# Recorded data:
- - - - - - -
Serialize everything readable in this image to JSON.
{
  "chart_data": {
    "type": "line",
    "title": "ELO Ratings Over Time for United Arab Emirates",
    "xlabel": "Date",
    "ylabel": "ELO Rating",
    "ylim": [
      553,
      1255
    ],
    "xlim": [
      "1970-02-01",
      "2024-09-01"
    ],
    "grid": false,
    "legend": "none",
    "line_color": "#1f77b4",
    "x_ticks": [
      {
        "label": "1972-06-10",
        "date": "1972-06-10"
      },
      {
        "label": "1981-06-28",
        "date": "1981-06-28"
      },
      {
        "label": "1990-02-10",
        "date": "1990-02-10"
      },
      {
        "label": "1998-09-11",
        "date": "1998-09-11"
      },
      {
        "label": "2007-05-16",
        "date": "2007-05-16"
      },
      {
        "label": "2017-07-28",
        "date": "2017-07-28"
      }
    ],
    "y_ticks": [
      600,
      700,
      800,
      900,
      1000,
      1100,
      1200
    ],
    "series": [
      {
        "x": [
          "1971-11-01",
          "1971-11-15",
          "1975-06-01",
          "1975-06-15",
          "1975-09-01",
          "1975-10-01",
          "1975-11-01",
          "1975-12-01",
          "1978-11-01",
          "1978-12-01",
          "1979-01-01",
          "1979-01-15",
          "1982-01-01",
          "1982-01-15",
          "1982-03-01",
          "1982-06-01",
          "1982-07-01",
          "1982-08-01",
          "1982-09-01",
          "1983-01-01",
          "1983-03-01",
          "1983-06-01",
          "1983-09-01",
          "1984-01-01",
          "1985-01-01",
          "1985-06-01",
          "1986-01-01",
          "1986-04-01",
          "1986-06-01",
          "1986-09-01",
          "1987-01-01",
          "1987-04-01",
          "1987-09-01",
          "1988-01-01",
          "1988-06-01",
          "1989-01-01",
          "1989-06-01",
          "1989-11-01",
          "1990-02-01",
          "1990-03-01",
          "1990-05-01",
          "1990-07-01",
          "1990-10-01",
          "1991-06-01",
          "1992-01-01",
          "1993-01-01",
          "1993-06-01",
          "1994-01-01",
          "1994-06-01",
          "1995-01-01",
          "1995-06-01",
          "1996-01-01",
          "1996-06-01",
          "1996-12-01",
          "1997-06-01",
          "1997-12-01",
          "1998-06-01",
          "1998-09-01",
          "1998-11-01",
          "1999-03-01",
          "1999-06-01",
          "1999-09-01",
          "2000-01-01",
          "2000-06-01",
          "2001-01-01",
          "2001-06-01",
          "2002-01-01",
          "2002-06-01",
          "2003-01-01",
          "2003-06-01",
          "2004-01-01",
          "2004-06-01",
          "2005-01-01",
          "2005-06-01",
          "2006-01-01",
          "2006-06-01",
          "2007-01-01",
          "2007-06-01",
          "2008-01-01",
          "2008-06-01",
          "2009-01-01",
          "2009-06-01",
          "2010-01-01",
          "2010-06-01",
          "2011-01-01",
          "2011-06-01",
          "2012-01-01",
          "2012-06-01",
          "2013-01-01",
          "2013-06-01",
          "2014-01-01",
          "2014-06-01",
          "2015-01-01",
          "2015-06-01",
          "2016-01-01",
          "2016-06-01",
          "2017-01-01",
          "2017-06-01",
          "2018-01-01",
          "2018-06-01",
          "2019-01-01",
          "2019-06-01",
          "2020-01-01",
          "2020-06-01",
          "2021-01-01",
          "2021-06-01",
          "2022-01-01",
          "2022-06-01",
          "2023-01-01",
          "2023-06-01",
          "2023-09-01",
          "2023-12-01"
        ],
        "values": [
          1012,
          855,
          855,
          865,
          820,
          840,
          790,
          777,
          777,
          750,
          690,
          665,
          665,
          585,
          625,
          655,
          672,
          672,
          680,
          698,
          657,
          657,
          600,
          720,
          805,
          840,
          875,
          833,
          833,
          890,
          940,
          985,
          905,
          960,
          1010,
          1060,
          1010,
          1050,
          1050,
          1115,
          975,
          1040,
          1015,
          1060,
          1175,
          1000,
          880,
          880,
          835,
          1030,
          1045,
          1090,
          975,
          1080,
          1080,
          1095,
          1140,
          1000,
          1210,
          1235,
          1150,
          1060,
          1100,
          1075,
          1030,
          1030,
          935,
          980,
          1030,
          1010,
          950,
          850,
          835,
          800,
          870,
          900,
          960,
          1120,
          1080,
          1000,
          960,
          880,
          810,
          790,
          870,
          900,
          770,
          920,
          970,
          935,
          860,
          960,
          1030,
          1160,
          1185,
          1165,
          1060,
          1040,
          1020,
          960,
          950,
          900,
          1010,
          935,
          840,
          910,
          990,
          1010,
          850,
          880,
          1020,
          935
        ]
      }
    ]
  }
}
- - - - - - -
# STATED TASK:
Write out every record, exactly as written.

# RESULT BELOW:
Serialize everything readable in this image to JSON.
{
  "chart_data": {
    "type": "line",
    "title": "ELO Ratings Over Time for United Arab Emirates",
    "xlabel": "Date",
    "ylabel": "ELO Rating",
    "ylim": [
      553,
      1255
    ],
    "xlim": [
      "1970-02-01",
      "2024-09-01"
    ],
    "grid": false,
    "legend": "none",
    "line_color": "#1f77b4",
    "x_ticks": [
      {
        "label": "1972-06-10",
        "date": "1972-06-10"
      },
      {
        "label": "1981-06-28",
        "date": "1981-06-28"
      },
      {
        "label": "1990-02-10",
        "date": "1990-02-10"
      },
      {
        "label": "1998-09-11",
        "date": "1998-09-11"
      },
      {
        "label": "2007-05-16",
        "date": "2007-05-16"
      },
      {
        "label": "2017-07-28",
        "date": "2017-07-28"
      }
    ],
    "y_ticks": [
      600,
      700,
      800,
      900,
      1000,
      1100,
      1200
    ],
    "series": [
      {
        "x": [
          "1971-11-01",
          "1971-11-15",
          "1975-06-01",
          "1975-06-15",
          "1975-09-01",
          "1975-10-01",
          "1975-11-01",
          "1975-12-01",
          "1978-11-01",
          "1978-12-01",
          "1979-01-01",
          "1979-01-15",
          "1982-01-01",
          "1982-01-15",
          "1982-03-01",
          "1982-06-01",
          "1982-07-01",
          "1982-08-01",
          "1982-09-01",
          "1983-01-01",
          "1983-03-01",
          "1983-06-01",
          "1983-09-01",
          "1984-01-01",
          "1985-01-01",
          "1985-06-01",
          "1986-01-01",
          "1986-04-01",
          "1986-06-01",
          "1986-09-01",
          "1987-01-01",
          "1987-04-01",
          "1987-09-01",
          "1988-01-01",
          "1988-06-01",
          "1989-01-01",
          "1989-06-01",
          "1989-11-01",
          "1990-02-01",
          "1990-03-01",
          "1990-05-01",
          "1990-07-01",
          "1990-10-01",
          "1991-06-01",
          "1992-01-01",
          "1993-01-01",
          "1993-06-01",
          "1994-01-01",
          "1994-06-01",
          "1995-01-01",
          "1995-06-01",
          "1996-01-01",
          "1996-06-01",
          "1996-12-01",
          "1997-06-01",
          "1997-12-01",
          "1998-06-01",
          "1998-09-01",
          "1998-11-01",
          "1999-03-01",
          "1999-06-01",
          "1999-09-01",
          "2000-01-01",
          "2000-06-01",
          "2001-01-01",
          "2001-06-01",
          "2002-01-01",
          "2002-06-01",
          "2003-01-01",
          "2003-06-01",
          "2004-01-01",
          "2004-06-01",
          "2005-01-01",
          "2005-06-01",
          "2006-01-01",
          "2006-06-01",
          "2007-01-01",
          "2007-06-01",
          "2008-01-01",
          "2008-06-01",
          "2009-01-01",
          "2009-06-01",
          "2010-01-01",
          "2010-06-01",
          "2011-01-01",
          "2011-06-01",
          "2012-01-01",
          "2012-06-01",
          "2013-01-01",
          "2013-06-01",
          "2014-01-01",
          "2014-06-01",
          "2015-01-01",
          "2015-06-01",
          "2016-01-01",
          "2016-06-01",
          "2017-01-01",
          "2017-06-01",
          "2018-01-01",
          "2018-06-01",
          "2019-01-01",
          "2019-06-01",
          "2020-01-01",
          "2020-06-01",
          "2021-01-01",
          "2021-06-01",
          "2022-01-01",
          "2022-06-01",
          "2023-01-01",
          "2023-06-01",
          "2023-09-01",
          "2023-12-01"
        ],
        "values": [
          1012,
          855,
          855,
          865,
          820,
          840,
          790,
          777,
          777,
          750,
          690,
          665,
          665,
          585,
          625,
          655,
          672,
          672,
          680,
          698,
          657,
          657,
          600,
          720,
          805,
          840,
          875,
          833,
          833,
          890,
          940,
          985,
          905,
          960,
          1010,
          1060,
          1010,
          1050,
          1050,
          1115,
          975,
          1040,
          1015,
          1060,
          1175,
          1000,
          880,
          880,
          835,
          1030,
          1045,
          1090,
          975,
          1080,
          1080,
          1095,
          1140,
          1000,
          1210,
          1235,
          1150,
          1060,
          1100,
          1075,
          1030,
          1030,
          935,
          980,
          1030,
          1010,
          950,
          850,
          835,
          800,
          870,
          900,
          960,
          1120,
          1080,
          1000,
          960,
          880,
          810,
          790,
          870,
          900,
          770,
          920,
          970,
          935,
          860,
          960,
          1030,
          1160,
          1185,
          1165,
          1060,
          1040,
          1020,
          960,
          950,
          900,
          1010,
          935,
          840,
          910,
          990,
          1010,
          850,
          880,
          1020,
          935
        ]
      }
    ]
  }
}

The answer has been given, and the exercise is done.